TASK OBJECTIVE
Filter these entries, keeping only lines that hold the word "release".

RECORD LIST

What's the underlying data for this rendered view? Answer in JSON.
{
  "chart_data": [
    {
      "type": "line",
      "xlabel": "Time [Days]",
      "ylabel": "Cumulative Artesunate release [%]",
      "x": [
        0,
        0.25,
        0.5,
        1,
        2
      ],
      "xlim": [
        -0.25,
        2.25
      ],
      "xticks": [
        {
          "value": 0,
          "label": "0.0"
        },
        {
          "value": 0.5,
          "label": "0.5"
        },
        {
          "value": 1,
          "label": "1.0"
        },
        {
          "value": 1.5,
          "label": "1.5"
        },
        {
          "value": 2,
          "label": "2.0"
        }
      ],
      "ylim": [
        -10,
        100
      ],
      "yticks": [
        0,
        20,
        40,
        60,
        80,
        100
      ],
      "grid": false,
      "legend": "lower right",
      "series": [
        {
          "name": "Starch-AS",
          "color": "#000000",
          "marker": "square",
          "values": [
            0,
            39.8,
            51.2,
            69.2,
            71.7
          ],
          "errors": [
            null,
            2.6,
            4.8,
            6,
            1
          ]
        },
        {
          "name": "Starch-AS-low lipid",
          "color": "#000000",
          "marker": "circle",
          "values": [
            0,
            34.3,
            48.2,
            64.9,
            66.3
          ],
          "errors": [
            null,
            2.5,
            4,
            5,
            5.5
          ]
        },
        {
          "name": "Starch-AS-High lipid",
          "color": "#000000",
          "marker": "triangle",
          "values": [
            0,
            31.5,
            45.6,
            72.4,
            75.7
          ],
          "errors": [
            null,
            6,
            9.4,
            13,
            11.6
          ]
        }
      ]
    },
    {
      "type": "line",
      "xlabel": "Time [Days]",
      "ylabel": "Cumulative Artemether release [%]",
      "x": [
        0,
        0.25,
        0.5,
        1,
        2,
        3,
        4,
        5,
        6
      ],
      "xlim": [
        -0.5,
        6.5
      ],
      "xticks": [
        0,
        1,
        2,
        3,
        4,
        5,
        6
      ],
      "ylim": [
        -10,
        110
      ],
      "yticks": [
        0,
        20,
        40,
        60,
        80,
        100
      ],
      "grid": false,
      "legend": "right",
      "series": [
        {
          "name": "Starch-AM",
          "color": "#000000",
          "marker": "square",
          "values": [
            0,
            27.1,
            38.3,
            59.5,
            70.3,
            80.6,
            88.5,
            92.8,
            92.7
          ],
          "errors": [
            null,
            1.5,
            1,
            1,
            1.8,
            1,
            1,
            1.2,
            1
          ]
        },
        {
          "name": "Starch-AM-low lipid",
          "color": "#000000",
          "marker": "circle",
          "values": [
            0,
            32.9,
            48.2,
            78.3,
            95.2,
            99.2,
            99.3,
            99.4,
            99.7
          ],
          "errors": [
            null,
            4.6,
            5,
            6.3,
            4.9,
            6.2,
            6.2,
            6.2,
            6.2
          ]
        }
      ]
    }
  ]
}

COMPLETED EXERCISE
      "ylabel": "Cumulative Artesunate release [%]",
      "ylabel": "Cumulative Artemether release [%]",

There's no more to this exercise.